[Data listing]
________________________________________
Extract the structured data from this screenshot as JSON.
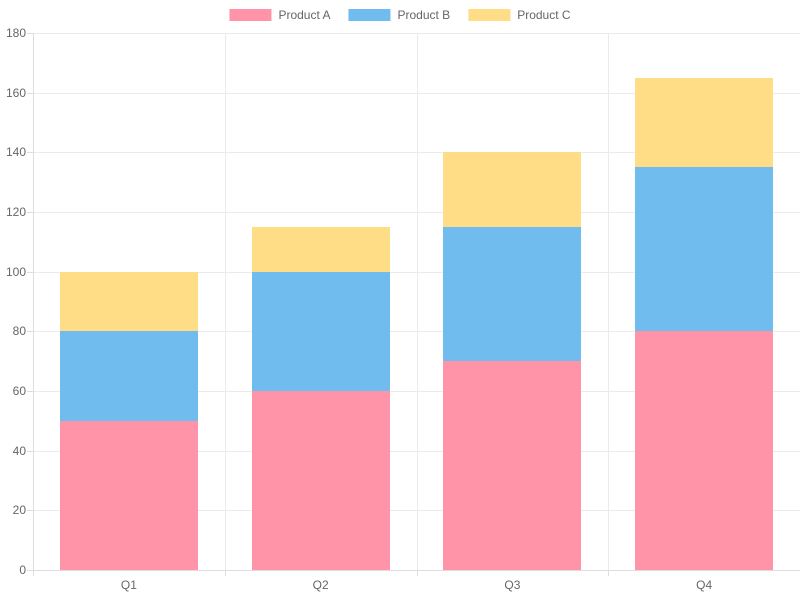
{
  "chart_data": {
    "type": "bar",
    "stacked": true,
    "title": "",
    "xlabel": "",
    "ylabel": "",
    "categories": [
      "Q1",
      "Q2",
      "Q3",
      "Q4"
    ],
    "series": [
      {
        "name": "Product A",
        "color": "#FF93A7",
        "values": [
          50,
          60,
          70,
          80
        ]
      },
      {
        "name": "Product B",
        "color": "#70BCEE",
        "values": [
          30,
          40,
          45,
          55
        ]
      },
      {
        "name": "Product C",
        "color": "#FFDC86",
        "values": [
          20,
          15,
          25,
          30
        ]
      }
    ],
    "ylim": [
      0,
      180
    ],
    "yticks": [
      0,
      20,
      40,
      60,
      80,
      100,
      120,
      140,
      160,
      180
    ],
    "grid": true,
    "legend_position": "top"
  },
  "theme": {
    "background": "#ffffff",
    "text_color": "#666666",
    "grid_color": "#ebebeb",
    "axis_color": "#dddddd"
  }
}
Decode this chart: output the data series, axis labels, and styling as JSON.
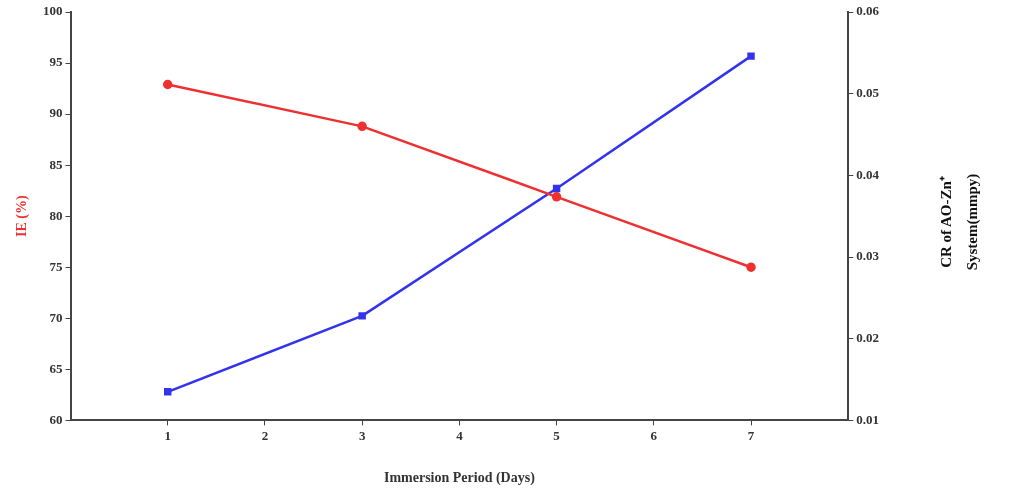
{
  "chart_data": {
    "type": "line",
    "xlabel": "Immersion Period (Days)",
    "ylabel": "IE (%)",
    "y2label": "CR of AO-Zn⁺ System(mmpy)",
    "x": [
      1,
      3,
      5,
      7
    ],
    "xlim": [
      0,
      8
    ],
    "xticks": [
      1,
      2,
      3,
      4,
      5,
      6,
      7
    ],
    "ylim": [
      60,
      100
    ],
    "yticks": [
      60,
      65,
      70,
      75,
      80,
      85,
      90,
      95,
      100
    ],
    "y2lim": [
      0.01,
      0.06
    ],
    "y2ticks": [
      0.01,
      0.02,
      0.03,
      0.04,
      0.05,
      0.06
    ],
    "grid": false,
    "legend": false,
    "line_style": "solid",
    "series": [
      {
        "color": "#ee3030",
        "values": [
          92.9,
          88.8,
          81.9,
          75
        ],
        "marker": "circle"
      },
      {
        "color": "#3333ee",
        "values": [
          0.0135,
          0.0228,
          0.0384,
          0.0546
        ],
        "axis": "y2",
        "marker": "square"
      }
    ]
  }
}
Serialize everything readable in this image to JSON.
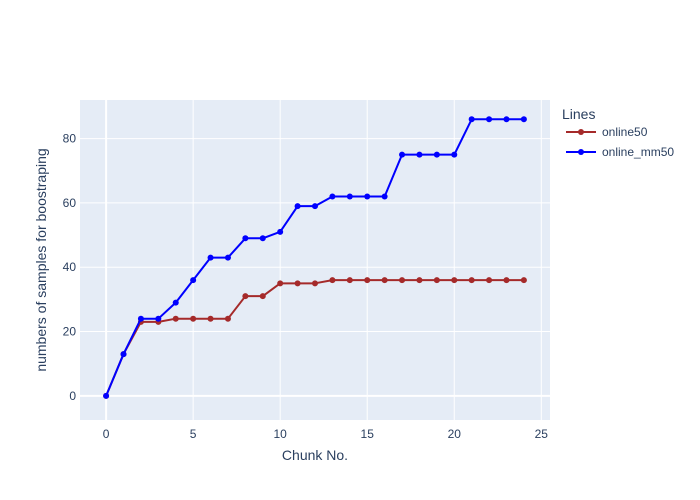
{
  "chart_data": {
    "type": "line",
    "title": "",
    "xlabel": "Chunk No.",
    "ylabel": "numbers of samples for boostraping",
    "xlim": [
      -1.5,
      25.5
    ],
    "ylim": [
      -7.5,
      92
    ],
    "x_ticks": [
      0,
      5,
      10,
      15,
      20,
      25
    ],
    "y_ticks": [
      0,
      20,
      40,
      60,
      80
    ],
    "grid": true,
    "legend": {
      "title": "Lines",
      "placement": "right"
    },
    "x": [
      0,
      1,
      2,
      3,
      4,
      5,
      6,
      7,
      8,
      9,
      10,
      11,
      12,
      13,
      14,
      15,
      16,
      17,
      18,
      19,
      20,
      21,
      22,
      23,
      24
    ],
    "series": [
      {
        "name": "online50",
        "color": "#a52a2a",
        "values": [
          0,
          13,
          23,
          23,
          24,
          24,
          24,
          24,
          31,
          31,
          35,
          35,
          35,
          36,
          36,
          36,
          36,
          36,
          36,
          36,
          36,
          36,
          36,
          36,
          36
        ]
      },
      {
        "name": "online_mm50",
        "color": "#0000ff",
        "values": [
          0,
          13,
          24,
          24,
          29,
          36,
          43,
          43,
          49,
          49,
          51,
          59,
          59,
          62,
          62,
          62,
          62,
          75,
          75,
          75,
          75,
          86,
          86,
          86,
          86
        ]
      }
    ],
    "plot_background": "#e5ecf6"
  }
}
________________________________________
Pull out every line holding "this" from the records above, and copy it.

* Expected answer:
Extract the structured data from this screenshot as JSON.
Decode this chart: output the data series, axis labels, and styling as JSON.
Serialize everything readable in this image to JSON.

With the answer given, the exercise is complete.